BEGIN AVAILABLE DATA

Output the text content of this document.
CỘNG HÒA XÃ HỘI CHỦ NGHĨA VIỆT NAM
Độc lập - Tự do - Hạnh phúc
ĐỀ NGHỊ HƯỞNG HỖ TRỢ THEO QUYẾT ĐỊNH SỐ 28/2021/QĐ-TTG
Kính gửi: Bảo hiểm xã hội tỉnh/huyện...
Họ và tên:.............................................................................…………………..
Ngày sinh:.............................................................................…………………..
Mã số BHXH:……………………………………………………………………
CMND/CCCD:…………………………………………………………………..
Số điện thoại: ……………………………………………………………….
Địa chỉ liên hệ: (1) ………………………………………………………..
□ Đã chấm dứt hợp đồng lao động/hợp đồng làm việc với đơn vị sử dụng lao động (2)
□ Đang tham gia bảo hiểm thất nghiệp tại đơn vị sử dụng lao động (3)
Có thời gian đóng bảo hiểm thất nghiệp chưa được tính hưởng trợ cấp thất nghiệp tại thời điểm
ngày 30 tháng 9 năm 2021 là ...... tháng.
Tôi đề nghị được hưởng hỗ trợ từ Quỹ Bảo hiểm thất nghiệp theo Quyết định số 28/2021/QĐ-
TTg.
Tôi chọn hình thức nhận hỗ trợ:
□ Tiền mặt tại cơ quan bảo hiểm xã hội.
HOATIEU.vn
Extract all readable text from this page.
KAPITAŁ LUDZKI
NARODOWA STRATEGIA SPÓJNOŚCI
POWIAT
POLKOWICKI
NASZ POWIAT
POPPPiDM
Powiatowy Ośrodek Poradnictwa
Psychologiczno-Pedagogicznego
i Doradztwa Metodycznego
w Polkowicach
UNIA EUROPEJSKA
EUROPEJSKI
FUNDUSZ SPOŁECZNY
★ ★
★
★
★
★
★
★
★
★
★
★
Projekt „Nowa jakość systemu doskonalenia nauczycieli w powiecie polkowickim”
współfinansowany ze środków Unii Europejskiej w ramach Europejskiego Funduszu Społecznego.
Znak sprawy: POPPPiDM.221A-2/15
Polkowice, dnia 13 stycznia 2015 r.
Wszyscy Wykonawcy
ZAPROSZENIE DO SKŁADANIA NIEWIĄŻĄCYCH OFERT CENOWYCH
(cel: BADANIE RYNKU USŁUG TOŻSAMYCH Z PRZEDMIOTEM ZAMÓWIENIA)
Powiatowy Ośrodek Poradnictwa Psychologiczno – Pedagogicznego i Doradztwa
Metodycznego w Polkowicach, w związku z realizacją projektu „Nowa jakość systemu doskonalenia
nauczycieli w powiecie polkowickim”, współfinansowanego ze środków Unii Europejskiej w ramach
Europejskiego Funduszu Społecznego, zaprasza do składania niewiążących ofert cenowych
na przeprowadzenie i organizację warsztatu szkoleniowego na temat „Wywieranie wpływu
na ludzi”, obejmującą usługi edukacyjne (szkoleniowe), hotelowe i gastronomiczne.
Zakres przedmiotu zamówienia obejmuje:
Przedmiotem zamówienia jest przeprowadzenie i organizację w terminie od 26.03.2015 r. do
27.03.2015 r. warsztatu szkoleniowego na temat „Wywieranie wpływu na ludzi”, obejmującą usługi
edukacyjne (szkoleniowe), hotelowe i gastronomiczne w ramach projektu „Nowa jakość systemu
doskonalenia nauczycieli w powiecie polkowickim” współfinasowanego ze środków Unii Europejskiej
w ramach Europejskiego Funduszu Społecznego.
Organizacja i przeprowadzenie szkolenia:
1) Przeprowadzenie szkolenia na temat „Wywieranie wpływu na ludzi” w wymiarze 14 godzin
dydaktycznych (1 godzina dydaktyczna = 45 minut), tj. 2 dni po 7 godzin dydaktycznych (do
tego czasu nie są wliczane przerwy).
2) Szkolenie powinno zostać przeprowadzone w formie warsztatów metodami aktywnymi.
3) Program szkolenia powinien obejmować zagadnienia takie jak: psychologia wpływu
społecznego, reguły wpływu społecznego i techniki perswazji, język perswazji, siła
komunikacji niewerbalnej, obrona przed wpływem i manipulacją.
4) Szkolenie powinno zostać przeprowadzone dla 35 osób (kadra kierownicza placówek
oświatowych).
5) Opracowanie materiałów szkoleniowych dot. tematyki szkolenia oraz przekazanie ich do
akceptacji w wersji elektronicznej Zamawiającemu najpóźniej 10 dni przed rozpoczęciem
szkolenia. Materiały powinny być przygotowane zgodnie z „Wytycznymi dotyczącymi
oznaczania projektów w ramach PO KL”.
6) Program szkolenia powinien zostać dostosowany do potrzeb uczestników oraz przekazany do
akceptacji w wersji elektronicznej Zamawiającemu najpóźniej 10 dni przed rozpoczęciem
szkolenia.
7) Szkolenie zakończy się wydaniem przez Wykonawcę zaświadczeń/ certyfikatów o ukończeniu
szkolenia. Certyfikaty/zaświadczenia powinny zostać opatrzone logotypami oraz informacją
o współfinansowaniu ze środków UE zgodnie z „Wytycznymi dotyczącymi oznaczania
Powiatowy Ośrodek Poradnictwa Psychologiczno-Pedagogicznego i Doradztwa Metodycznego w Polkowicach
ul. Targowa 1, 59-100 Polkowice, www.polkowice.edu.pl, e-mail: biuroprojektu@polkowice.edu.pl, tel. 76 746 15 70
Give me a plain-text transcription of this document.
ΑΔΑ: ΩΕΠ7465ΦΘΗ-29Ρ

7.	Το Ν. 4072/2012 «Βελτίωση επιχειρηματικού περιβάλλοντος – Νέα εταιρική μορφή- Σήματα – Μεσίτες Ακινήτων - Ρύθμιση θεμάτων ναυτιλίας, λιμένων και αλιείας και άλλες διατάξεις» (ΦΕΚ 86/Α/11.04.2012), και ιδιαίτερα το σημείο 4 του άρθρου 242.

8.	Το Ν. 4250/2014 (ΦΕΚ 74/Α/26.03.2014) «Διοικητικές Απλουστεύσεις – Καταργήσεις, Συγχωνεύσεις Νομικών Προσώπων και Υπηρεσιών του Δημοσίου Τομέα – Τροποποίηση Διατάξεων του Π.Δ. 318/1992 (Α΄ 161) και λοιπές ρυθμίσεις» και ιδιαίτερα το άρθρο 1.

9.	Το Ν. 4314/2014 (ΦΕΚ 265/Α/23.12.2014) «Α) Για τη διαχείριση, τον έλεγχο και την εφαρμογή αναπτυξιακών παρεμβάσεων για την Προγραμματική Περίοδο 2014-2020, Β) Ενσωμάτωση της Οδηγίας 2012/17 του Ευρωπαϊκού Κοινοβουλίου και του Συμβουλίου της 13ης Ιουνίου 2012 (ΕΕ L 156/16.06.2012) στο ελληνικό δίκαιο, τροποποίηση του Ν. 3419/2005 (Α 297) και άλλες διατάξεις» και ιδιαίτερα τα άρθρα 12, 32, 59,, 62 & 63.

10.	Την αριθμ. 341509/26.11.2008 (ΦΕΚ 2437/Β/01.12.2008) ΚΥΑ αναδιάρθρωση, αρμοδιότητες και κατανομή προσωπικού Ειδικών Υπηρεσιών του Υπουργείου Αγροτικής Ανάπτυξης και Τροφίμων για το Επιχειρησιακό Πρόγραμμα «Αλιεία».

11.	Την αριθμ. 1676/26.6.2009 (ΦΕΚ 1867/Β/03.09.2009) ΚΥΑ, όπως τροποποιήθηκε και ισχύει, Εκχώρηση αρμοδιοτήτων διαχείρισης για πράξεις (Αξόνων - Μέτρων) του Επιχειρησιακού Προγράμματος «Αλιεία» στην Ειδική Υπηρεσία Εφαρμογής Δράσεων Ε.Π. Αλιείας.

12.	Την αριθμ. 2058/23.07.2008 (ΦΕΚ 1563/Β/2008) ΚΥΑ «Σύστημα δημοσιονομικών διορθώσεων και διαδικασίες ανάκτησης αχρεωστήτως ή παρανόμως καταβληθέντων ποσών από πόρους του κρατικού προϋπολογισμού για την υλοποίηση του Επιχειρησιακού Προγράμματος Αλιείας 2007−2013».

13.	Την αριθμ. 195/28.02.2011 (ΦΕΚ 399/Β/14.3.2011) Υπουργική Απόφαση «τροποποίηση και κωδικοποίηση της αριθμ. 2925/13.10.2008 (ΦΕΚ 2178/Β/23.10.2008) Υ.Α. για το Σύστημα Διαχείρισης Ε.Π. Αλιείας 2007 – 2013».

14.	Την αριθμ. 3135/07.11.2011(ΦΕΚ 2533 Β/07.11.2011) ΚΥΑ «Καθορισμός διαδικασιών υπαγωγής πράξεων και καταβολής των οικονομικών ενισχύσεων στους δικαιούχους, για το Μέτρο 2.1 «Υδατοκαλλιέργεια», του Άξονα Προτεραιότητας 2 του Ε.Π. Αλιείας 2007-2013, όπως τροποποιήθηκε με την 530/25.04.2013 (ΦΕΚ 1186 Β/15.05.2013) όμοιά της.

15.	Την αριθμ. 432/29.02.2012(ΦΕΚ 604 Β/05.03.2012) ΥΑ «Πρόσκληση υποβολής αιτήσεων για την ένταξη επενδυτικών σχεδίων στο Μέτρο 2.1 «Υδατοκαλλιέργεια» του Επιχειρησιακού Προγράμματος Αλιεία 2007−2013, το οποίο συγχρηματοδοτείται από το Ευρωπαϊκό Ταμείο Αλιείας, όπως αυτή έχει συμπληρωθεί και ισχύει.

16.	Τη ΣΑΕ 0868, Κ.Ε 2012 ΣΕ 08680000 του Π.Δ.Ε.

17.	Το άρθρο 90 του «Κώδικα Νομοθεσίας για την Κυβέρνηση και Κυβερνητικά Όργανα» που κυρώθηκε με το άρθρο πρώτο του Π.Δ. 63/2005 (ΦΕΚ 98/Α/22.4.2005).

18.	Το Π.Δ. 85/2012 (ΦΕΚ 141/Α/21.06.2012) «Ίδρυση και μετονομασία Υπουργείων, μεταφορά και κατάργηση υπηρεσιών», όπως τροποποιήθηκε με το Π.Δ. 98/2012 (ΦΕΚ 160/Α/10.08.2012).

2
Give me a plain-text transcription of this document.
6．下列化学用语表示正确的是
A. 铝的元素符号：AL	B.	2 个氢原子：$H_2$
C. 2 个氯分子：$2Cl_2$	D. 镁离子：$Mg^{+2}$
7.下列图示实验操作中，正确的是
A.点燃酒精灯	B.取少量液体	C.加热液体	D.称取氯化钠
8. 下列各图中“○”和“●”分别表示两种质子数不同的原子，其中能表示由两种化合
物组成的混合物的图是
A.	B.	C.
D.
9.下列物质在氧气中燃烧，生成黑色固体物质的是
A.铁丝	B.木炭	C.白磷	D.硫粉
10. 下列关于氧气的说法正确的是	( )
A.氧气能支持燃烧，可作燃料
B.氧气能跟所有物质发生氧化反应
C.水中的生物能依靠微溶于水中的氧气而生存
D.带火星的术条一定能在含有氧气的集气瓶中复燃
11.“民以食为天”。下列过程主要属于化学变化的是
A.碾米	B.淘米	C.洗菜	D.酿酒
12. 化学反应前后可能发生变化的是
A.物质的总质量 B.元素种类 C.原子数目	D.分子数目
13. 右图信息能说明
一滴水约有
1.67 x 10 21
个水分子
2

END AVAILABLE DATA

(SHORT EXERCISE): Going through the entries above, report how many lines include the string "doskonalenia". The number alone is the answer.

(FULL SOLUTION): 3